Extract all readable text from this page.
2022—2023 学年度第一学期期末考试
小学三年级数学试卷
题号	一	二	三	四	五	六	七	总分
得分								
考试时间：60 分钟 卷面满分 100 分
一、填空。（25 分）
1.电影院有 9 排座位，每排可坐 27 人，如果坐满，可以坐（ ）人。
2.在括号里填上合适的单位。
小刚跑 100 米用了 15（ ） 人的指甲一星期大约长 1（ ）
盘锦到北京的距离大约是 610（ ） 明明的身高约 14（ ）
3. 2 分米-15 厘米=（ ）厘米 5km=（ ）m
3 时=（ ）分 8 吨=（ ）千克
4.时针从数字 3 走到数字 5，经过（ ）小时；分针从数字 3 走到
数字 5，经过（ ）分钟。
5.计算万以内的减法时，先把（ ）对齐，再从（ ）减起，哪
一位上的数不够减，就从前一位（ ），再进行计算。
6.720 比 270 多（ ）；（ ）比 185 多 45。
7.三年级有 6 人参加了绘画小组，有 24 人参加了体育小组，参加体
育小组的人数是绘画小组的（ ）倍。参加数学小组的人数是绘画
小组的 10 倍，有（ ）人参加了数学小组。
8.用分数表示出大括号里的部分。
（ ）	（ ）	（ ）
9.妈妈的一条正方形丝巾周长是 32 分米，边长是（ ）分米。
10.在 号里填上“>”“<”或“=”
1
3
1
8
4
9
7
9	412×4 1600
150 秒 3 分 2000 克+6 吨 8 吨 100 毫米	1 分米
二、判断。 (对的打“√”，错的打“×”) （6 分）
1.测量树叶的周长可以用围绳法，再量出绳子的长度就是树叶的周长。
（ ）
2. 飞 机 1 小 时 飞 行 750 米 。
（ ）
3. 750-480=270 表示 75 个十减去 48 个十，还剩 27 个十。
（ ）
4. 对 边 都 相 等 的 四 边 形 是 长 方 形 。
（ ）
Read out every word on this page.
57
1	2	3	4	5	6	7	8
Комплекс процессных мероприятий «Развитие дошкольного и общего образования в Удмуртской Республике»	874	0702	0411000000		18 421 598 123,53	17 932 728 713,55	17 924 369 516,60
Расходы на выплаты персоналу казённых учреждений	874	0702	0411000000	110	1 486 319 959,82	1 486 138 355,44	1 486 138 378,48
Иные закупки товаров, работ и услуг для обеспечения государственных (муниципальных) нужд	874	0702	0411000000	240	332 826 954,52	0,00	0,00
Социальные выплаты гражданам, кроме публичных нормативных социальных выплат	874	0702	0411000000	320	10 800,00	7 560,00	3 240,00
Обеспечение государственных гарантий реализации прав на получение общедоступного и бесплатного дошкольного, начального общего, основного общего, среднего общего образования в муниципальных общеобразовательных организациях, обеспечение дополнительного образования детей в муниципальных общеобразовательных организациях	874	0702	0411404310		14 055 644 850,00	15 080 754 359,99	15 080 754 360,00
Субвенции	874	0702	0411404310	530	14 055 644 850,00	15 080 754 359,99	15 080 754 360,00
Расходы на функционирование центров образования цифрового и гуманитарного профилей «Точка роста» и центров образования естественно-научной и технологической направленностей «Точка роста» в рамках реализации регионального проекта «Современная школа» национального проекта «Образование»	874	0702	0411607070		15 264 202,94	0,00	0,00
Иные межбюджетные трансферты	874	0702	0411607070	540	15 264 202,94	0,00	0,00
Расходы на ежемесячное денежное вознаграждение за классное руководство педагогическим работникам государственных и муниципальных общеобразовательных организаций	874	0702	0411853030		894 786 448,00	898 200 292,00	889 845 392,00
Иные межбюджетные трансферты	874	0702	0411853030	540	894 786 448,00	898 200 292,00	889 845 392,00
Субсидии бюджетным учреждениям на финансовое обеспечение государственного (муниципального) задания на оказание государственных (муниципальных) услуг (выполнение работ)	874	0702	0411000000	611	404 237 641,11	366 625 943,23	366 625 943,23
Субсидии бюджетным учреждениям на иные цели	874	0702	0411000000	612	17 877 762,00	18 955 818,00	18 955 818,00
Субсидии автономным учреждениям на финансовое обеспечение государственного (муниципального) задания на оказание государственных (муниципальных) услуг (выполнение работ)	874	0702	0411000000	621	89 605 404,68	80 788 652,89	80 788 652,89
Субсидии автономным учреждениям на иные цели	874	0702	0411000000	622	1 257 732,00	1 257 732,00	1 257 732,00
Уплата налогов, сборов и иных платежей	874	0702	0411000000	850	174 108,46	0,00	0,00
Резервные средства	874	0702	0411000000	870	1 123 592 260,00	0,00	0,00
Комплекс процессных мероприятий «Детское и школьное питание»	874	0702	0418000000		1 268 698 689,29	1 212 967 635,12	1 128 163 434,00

**PROBLEM**. Pick out the lines containing the string "выплаты" and show them.

**SOLUTION BELOW**.
Расходы на выплаты персоналу казённых учреждений	874	0702	0411000000	110	1 486 319 959,82	1 486 138 355,44	1 486 138 378,48
Социальные выплаты гражданам, кроме публичных нормативных социальных выплат	874	0702	0411000000	320	10 800,00	7 560,00	3 240,00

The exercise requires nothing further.